Dataset content start

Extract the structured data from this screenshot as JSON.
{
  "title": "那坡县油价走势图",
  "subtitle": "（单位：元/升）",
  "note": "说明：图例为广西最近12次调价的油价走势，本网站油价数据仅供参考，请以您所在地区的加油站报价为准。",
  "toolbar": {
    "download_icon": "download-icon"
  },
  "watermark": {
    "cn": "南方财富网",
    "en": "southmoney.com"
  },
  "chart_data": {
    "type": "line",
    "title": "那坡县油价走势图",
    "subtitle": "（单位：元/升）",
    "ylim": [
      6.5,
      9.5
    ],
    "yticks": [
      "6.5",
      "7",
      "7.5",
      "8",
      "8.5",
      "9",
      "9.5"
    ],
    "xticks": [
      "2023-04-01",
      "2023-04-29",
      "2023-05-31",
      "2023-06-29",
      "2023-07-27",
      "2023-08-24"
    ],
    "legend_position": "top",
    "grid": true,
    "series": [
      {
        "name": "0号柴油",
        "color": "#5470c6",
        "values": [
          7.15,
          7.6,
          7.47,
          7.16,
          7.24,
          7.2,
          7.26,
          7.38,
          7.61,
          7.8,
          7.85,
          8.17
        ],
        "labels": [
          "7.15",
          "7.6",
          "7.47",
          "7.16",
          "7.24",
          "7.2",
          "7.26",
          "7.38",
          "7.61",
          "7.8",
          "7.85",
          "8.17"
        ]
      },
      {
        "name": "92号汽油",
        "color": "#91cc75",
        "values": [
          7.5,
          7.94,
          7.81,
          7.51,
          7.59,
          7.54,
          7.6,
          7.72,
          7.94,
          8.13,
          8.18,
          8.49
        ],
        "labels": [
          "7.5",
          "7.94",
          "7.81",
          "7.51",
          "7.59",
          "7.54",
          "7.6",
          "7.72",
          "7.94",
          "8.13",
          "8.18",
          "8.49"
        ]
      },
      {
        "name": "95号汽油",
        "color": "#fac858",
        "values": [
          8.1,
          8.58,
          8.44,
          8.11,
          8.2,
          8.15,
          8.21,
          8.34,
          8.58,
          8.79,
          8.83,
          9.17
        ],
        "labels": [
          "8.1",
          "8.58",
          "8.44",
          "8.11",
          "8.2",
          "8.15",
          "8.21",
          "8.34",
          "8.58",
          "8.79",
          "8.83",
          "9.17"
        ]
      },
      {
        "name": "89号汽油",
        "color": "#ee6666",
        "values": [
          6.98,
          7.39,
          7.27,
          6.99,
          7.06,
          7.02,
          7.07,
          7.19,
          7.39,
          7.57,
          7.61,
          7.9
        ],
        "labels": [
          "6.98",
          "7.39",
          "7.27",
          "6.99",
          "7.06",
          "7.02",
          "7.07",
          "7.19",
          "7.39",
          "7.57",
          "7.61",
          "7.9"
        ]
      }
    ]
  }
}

Dataset content end

Which lines above contain "color"? Show each of them.

The response:
        "color": "#5470c6",
        "color": "#91cc75",
        "color": "#fac858",
        "color": "#ee6666",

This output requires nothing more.